--- BEGIN ---

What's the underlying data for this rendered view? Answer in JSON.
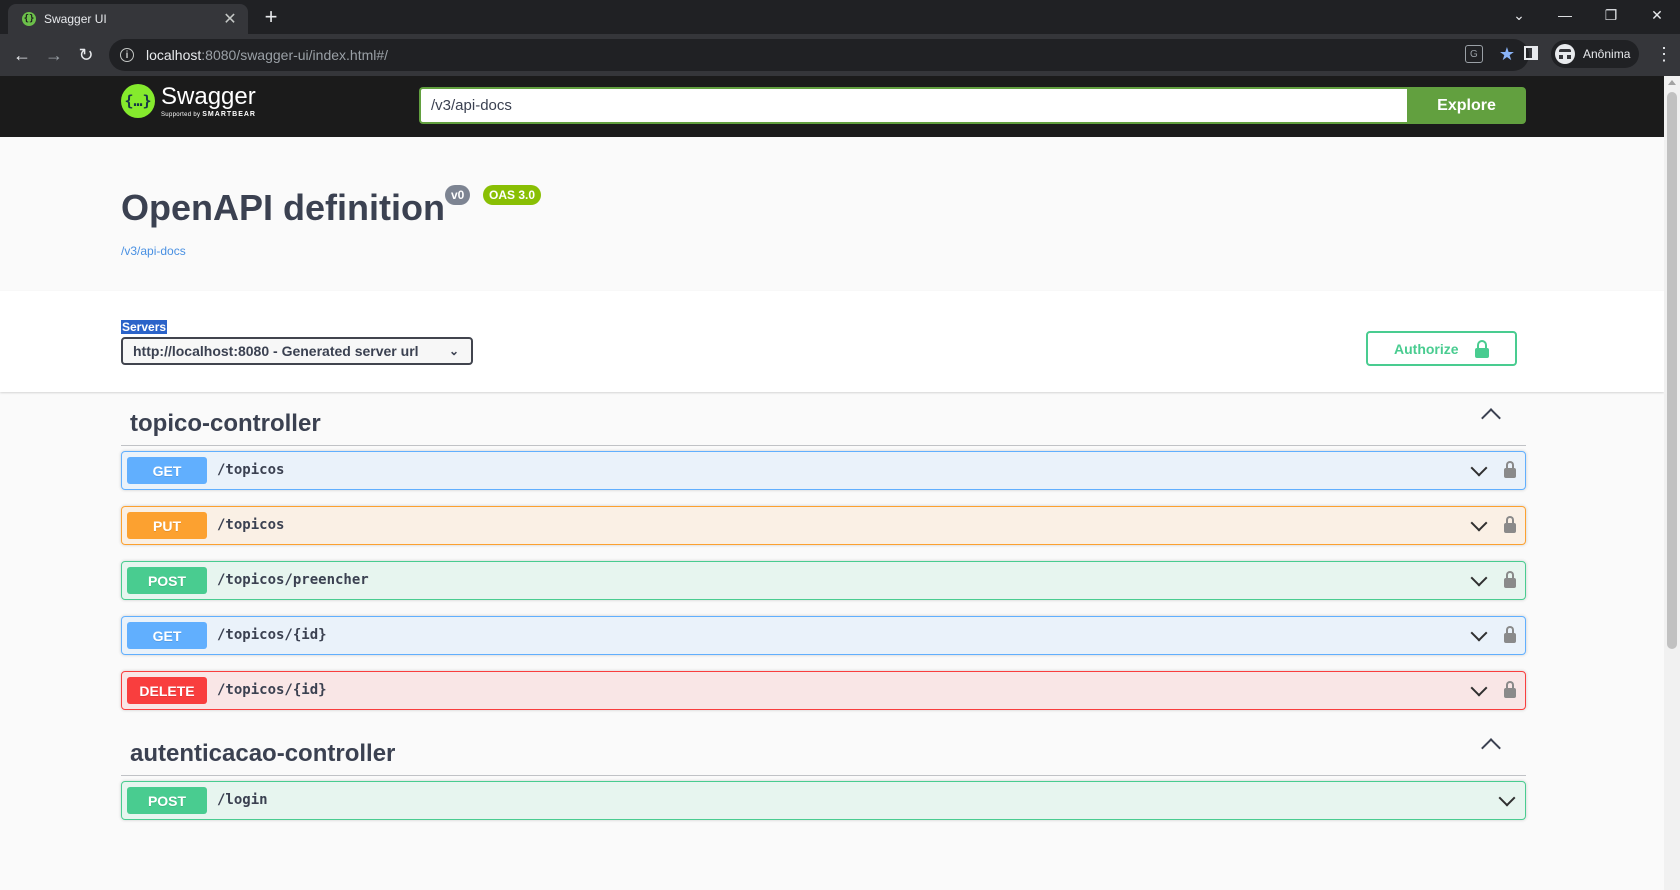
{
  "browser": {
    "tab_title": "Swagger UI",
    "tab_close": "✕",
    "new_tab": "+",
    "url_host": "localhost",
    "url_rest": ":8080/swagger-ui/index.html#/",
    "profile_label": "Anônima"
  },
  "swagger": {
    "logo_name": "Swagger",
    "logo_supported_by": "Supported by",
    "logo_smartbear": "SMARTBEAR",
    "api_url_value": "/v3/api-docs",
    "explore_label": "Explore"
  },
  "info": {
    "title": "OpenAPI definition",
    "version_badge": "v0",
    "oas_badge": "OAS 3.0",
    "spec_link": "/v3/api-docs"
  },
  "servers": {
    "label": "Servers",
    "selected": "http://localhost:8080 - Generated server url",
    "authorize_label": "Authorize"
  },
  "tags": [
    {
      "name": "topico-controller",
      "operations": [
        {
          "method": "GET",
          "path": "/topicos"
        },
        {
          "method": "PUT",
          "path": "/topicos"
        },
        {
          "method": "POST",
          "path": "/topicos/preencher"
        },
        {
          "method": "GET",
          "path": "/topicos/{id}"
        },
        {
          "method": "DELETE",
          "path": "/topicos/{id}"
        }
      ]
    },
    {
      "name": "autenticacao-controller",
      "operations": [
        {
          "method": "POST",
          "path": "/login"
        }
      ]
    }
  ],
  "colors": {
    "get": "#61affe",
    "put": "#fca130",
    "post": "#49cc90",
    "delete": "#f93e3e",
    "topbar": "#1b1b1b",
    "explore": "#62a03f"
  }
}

--- END ---
--- BEGIN ---

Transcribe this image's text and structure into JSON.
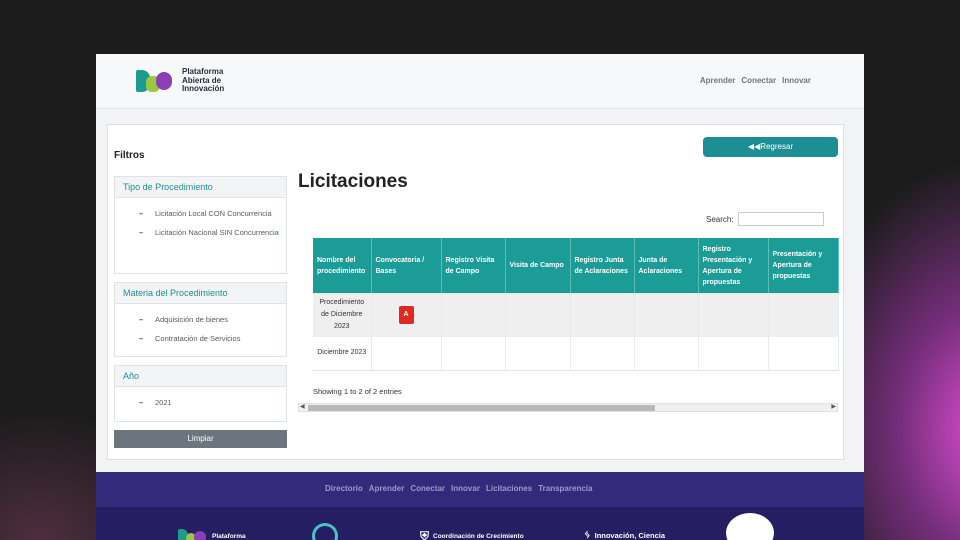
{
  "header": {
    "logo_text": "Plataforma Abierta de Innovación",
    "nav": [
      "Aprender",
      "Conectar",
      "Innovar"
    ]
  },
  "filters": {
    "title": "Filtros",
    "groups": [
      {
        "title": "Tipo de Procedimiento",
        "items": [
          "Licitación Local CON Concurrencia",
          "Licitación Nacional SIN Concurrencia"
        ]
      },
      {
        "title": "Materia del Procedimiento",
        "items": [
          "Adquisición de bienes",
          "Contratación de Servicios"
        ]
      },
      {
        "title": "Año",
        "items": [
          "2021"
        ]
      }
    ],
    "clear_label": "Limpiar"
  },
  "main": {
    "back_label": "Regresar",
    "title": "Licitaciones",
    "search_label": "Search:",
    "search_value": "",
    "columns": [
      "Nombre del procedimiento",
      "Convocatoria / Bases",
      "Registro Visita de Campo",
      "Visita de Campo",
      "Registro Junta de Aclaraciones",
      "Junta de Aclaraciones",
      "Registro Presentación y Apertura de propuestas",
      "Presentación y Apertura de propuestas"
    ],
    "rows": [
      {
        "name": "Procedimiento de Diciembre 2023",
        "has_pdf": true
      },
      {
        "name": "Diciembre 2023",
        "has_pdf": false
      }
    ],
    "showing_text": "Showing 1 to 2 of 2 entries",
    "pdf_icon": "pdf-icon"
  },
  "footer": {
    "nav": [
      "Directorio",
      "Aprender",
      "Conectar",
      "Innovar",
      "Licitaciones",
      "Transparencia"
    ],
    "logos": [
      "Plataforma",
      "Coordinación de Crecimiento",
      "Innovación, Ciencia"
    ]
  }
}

--- END ---

● What you should do:
Find every line in the records that contains the word "controller"; copy those lines.

● Answer to the problem:
      "name": "topico-controller",
      "name": "autenticacao-controller",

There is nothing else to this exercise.